• **WHAT IS ASKED**
In the entries below, find the lines with the word "keys" and copy them.

Start RECORDS FOR THIS EXERCISE

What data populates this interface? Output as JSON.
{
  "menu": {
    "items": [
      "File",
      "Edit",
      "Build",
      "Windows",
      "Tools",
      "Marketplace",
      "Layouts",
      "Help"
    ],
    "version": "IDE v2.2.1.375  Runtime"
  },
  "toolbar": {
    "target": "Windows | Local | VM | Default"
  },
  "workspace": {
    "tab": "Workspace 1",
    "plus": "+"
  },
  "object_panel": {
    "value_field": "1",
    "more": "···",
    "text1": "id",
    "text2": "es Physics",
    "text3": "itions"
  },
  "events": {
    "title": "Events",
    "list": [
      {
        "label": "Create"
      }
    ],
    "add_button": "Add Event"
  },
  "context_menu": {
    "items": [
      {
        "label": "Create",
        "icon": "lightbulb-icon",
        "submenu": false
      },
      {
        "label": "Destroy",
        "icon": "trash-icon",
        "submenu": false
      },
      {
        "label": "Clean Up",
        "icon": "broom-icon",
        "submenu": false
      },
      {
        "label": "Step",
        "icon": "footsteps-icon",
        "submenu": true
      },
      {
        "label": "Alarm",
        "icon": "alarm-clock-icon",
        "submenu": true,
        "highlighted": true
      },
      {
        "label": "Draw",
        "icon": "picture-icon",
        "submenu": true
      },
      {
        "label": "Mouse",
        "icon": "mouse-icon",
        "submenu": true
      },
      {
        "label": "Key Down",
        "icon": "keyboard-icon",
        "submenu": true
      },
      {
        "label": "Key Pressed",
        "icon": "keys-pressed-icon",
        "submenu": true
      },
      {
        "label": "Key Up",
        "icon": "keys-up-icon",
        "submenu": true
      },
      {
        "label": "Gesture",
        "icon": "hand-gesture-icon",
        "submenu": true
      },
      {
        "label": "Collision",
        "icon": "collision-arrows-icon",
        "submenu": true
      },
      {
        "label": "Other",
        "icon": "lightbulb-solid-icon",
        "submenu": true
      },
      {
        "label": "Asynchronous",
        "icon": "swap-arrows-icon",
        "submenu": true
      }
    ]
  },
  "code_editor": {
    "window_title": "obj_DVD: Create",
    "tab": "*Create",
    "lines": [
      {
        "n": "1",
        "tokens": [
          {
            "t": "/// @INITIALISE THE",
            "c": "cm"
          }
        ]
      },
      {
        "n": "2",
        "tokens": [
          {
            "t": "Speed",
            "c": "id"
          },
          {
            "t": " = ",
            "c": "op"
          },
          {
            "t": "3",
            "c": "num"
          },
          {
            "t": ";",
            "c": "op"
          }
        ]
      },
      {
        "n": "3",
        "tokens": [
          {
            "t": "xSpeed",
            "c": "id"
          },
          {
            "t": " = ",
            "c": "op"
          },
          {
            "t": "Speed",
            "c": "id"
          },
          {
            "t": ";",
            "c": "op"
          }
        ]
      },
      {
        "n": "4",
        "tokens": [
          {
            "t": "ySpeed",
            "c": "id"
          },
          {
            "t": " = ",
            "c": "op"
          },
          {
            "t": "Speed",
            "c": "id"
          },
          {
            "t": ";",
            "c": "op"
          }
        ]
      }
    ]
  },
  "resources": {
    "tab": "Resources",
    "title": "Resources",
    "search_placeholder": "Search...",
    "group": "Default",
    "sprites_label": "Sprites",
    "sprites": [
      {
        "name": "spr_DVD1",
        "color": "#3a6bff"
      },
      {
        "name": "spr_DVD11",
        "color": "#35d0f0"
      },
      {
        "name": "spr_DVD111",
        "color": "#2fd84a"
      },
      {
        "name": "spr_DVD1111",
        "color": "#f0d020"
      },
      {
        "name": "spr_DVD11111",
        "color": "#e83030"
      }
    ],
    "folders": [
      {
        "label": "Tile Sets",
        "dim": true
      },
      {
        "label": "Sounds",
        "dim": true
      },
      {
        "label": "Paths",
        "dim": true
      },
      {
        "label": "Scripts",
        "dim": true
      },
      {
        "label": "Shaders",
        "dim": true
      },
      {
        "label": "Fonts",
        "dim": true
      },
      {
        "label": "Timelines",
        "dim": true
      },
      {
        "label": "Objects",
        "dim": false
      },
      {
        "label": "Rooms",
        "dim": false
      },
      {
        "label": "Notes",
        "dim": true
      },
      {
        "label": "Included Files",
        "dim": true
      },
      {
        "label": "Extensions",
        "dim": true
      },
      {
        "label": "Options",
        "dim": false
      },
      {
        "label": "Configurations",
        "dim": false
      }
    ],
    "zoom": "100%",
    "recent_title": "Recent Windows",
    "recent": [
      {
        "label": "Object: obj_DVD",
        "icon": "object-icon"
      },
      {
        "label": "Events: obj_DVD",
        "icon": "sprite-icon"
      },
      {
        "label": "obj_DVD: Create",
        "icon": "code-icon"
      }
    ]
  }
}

End RECORDS FOR THIS EXERCISE

• **ANSWER**
        "icon": "keys-pressed-icon",
        "icon": "keys-up-icon",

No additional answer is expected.